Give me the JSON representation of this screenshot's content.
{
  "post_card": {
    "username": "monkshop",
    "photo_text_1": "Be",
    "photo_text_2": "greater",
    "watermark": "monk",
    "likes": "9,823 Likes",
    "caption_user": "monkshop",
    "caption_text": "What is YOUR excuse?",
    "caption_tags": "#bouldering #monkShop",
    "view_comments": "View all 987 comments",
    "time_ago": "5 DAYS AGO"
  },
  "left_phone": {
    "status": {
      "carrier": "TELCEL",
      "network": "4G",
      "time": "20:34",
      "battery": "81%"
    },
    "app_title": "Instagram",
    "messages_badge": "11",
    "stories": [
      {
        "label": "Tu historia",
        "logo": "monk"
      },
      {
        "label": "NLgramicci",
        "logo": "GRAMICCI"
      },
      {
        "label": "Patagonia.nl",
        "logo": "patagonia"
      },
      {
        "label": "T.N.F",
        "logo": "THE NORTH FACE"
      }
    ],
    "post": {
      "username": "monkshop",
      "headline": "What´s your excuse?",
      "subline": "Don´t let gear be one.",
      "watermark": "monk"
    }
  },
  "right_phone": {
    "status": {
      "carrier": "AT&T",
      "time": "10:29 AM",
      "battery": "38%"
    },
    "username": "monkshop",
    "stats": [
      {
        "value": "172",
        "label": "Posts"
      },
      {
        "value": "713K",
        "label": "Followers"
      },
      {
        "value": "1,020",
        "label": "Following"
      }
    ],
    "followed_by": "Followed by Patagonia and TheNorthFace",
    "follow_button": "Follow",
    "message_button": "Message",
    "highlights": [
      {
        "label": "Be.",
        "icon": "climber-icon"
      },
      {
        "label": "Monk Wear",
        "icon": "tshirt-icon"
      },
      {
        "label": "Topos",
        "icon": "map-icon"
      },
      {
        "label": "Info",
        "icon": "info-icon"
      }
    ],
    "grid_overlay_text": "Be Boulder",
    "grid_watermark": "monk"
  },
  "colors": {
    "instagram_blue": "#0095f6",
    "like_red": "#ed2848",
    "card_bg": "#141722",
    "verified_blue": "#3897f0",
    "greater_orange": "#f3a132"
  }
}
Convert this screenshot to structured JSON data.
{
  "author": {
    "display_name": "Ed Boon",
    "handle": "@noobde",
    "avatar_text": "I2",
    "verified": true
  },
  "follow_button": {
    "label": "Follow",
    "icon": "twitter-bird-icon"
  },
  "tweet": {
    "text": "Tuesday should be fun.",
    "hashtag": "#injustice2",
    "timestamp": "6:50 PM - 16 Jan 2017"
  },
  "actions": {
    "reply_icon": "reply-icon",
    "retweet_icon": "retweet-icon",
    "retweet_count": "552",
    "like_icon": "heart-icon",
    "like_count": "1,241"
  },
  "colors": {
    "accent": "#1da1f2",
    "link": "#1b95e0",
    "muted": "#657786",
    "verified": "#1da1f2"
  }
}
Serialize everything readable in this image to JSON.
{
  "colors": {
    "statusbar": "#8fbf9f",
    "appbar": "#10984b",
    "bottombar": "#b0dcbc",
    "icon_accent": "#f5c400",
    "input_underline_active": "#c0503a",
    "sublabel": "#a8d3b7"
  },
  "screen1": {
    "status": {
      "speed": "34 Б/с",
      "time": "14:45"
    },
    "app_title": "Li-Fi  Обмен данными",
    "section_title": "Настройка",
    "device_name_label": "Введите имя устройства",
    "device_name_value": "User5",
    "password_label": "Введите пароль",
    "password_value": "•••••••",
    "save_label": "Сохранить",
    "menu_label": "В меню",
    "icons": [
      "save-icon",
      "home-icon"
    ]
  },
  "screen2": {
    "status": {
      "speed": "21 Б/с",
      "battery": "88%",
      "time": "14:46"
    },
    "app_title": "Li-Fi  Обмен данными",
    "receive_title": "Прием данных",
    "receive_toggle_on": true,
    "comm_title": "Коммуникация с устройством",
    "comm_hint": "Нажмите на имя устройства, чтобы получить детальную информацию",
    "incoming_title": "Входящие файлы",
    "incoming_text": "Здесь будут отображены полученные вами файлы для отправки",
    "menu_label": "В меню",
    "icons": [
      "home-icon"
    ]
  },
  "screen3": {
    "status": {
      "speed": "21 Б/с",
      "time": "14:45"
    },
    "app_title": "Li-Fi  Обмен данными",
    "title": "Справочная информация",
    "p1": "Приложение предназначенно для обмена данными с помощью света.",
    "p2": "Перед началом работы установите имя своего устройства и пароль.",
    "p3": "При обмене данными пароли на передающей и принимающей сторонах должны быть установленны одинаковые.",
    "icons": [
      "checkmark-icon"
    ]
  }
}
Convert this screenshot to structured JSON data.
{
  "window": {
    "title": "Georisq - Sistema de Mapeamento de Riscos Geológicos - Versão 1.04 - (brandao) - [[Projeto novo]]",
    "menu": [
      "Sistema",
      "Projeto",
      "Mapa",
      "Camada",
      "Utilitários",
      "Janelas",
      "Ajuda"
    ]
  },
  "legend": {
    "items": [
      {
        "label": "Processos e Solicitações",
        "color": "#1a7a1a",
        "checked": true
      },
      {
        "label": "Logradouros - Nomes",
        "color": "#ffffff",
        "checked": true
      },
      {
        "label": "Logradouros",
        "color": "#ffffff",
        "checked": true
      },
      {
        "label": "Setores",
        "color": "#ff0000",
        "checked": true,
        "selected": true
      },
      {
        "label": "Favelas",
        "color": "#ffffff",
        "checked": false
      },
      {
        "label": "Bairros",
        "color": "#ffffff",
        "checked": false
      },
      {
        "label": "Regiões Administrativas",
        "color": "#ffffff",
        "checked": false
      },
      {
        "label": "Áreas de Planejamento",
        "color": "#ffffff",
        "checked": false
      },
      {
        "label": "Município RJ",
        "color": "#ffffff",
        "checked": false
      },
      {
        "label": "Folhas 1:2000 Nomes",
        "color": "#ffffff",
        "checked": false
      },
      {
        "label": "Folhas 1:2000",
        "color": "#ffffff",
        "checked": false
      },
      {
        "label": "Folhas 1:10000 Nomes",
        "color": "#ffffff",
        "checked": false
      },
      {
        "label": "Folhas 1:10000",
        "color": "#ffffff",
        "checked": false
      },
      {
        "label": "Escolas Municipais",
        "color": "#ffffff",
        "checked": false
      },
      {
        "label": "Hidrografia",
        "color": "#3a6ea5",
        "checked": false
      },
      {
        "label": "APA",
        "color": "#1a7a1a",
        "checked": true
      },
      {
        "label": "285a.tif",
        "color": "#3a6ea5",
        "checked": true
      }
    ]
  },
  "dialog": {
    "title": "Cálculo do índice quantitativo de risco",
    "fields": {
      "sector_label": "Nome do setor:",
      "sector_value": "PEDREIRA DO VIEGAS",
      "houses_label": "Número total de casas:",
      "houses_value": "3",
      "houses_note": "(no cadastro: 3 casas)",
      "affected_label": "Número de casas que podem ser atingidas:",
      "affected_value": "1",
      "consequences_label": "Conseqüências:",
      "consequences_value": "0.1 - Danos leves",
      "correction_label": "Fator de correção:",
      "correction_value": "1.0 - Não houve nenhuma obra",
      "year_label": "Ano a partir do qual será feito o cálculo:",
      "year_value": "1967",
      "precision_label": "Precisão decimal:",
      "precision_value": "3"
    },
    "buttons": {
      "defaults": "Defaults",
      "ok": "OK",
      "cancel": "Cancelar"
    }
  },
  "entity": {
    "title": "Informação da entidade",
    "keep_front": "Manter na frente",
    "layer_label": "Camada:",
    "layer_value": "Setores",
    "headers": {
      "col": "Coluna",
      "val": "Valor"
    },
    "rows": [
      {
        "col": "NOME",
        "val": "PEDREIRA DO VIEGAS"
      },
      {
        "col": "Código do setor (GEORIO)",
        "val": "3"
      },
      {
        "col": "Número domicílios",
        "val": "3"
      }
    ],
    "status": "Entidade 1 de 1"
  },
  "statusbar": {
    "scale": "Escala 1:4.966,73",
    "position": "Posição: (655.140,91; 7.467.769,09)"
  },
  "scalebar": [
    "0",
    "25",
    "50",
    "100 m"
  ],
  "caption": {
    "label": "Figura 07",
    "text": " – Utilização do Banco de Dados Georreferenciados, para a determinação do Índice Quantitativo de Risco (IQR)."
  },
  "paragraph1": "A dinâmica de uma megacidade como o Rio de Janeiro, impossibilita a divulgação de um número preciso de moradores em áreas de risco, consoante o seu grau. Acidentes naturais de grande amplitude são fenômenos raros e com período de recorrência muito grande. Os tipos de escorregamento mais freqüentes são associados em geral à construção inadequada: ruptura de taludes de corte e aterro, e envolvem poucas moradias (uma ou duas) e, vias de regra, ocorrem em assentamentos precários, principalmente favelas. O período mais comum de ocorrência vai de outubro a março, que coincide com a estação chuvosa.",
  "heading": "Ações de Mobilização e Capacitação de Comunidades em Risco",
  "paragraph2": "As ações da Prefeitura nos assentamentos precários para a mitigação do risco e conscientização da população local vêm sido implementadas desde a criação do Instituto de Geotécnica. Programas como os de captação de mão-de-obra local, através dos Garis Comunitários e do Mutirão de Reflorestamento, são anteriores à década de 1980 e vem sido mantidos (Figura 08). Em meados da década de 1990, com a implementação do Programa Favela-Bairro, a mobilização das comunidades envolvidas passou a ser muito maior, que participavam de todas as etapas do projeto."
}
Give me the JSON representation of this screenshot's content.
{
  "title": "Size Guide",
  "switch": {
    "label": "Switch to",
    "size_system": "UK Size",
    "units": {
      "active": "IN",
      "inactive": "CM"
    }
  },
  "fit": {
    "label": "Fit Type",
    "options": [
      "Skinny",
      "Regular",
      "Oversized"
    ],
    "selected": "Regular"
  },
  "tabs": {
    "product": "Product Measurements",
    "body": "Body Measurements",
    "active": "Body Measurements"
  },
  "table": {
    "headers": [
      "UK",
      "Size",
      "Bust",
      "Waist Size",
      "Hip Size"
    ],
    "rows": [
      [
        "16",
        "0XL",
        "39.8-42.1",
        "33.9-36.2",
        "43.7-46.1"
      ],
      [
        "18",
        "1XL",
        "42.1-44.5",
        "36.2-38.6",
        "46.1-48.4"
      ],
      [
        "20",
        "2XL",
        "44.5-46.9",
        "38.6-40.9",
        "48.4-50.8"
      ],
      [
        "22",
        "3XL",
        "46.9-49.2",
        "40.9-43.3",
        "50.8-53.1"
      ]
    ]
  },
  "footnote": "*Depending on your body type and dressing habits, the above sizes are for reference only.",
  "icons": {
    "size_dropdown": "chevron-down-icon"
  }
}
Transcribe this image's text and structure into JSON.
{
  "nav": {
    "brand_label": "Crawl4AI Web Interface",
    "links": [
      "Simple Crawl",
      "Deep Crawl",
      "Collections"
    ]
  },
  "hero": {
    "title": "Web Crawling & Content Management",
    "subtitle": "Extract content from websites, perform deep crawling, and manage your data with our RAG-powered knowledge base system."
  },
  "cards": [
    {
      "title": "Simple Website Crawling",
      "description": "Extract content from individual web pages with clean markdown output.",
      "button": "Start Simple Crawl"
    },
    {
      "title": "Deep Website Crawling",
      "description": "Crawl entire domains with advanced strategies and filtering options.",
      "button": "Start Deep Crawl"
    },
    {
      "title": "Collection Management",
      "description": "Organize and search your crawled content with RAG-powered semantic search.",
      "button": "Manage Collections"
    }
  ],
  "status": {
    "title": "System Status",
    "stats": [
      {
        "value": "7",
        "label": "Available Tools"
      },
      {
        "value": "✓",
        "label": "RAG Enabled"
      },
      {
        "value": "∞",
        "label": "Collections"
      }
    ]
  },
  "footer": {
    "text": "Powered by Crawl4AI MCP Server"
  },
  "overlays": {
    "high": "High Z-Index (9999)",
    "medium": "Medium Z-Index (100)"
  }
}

* Short task:
Copy in full each line that holds the word "PEDREIRA".

* Finished task:
      "sector_value": "PEDREIRA DO VIEGAS",
        "val": "PEDREIRA DO VIEGAS"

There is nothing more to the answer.